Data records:
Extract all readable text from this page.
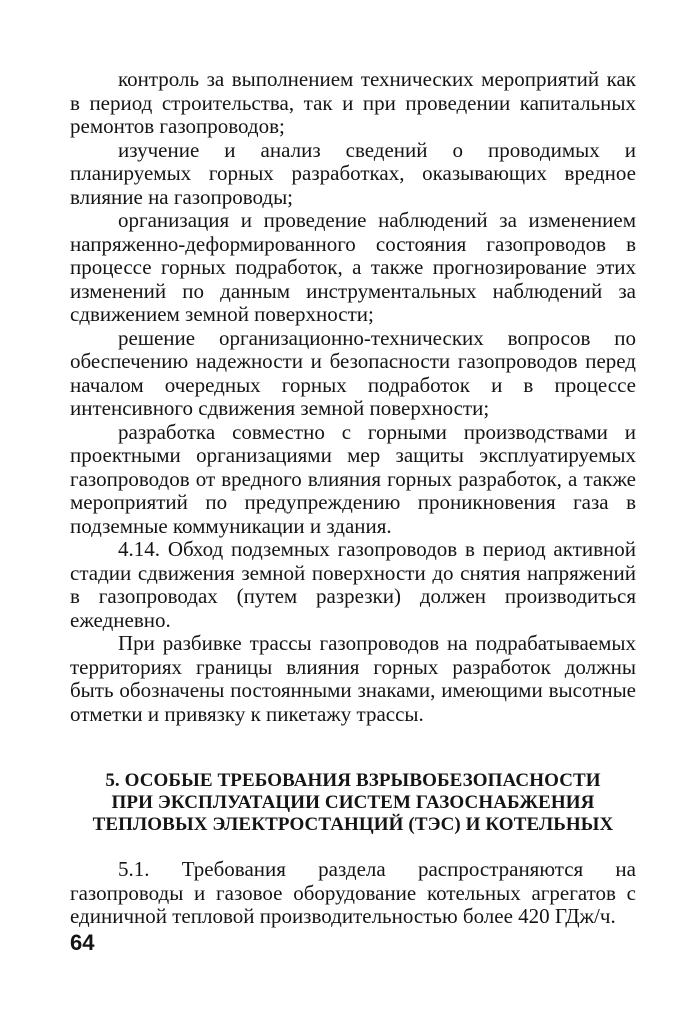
контроль за выполнением технических мероприятий как в период строительства, так и при проведении капитальных ремонтов газопроводов;

изучение и анализ сведений о проводимых и планируемых горных разработках, оказывающих вредное влияние на газопроводы;

организация и проведение наблюдений за изменением напряженно-деформированного состояния газопроводов в процессе горных подработок, а также прогнозирование этих изменений по данным инструментальных наблюдений за сдвижением земной поверхности;

решение организационно-технических вопросов по обеспечению надежности и безопасности газопроводов перед началом очередных горных подработок и в процессе интенсивного сдвижения земной поверхности;

разработка совместно с горными производствами и проектными организациями мер защиты эксплуатируемых газопроводов от вредного влияния горных разработок, а также мероприятий по предупреждению проникновения газа в подземные коммуникации и здания.

4.14. Обход подземных газопроводов в период активной стадии сдвижения земной поверхности до снятия напряжений в газопроводах (путем разрезки) должен производиться ежедневно.

При разбивке трассы газопроводов на подрабатываемых территориях границы влияния горных разработок должны быть обозначены постоянными знаками, имеющими высотные отметки и привязку к пикетажу трассы.

5. ОСОБЫЕ ТРЕБОВАНИЯ ВЗРЫВОБЕЗОПАСНОСТИ
ПРИ ЭКСПЛУАТАЦИИ СИСТЕМ ГАЗОСНАБЖЕНИЯ
ТЕПЛОВЫХ ЭЛЕКТРОСТАНЦИЙ (ТЭС) И КОТЕЛЬНЫХ

5.1. Требования раздела распространяются на газопроводы и газовое оборудование котельных агрегатов с единичной тепловой производительностью более 420 ГДж/ч.

64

▶ _Set problem_:
Quote each record exactly as it stands, minus the pictures.

▶ _Correct answer_:
Extract all readable text from this page.
контроль за выполнением технических мероприятий как в период строительства, так и при проведении капитальных ремонтов газопроводов;

изучение и анализ сведений о проводимых и планируемых горных разработках, оказывающих вредное влияние на газопроводы;

организация и проведение наблюдений за изменением напряженно-деформированного состояния газопроводов в процессе горных подработок, а также прогнозирование этих изменений по данным инструментальных наблюдений за сдвижением земной поверхности;

решение организационно-технических вопросов по обеспечению надежности и безопасности газопроводов перед началом очередных горных подработок и в процессе интенсивного сдвижения земной поверхности;

разработка совместно с горными производствами и проектными организациями мер защиты эксплуатируемых газопроводов от вредного влияния горных разработок, а также мероприятий по предупреждению проникновения газа в подземные коммуникации и здания.

4.14. Обход подземных газопроводов в период активной стадии сдвижения земной поверхности до снятия напряжений в газопроводах (путем разрезки) должен производиться ежедневно.

При разбивке трассы газопроводов на подрабатываемых территориях границы влияния горных разработок должны быть обозначены постоянными знаками, имеющими высотные отметки и привязку к пикетажу трассы.

5. ОСОБЫЕ ТРЕБОВАНИЯ ВЗРЫВОБЕЗОПАСНОСТИ
ПРИ ЭКСПЛУАТАЦИИ СИСТЕМ ГАЗОСНАБЖЕНИЯ
ТЕПЛОВЫХ ЭЛЕКТРОСТАНЦИЙ (ТЭС) И КОТЕЛЬНЫХ

5.1. Требования раздела распространяются на газопроводы и газовое оборудование котельных агрегатов с единичной тепловой производительностью более 420 ГДж/ч.

64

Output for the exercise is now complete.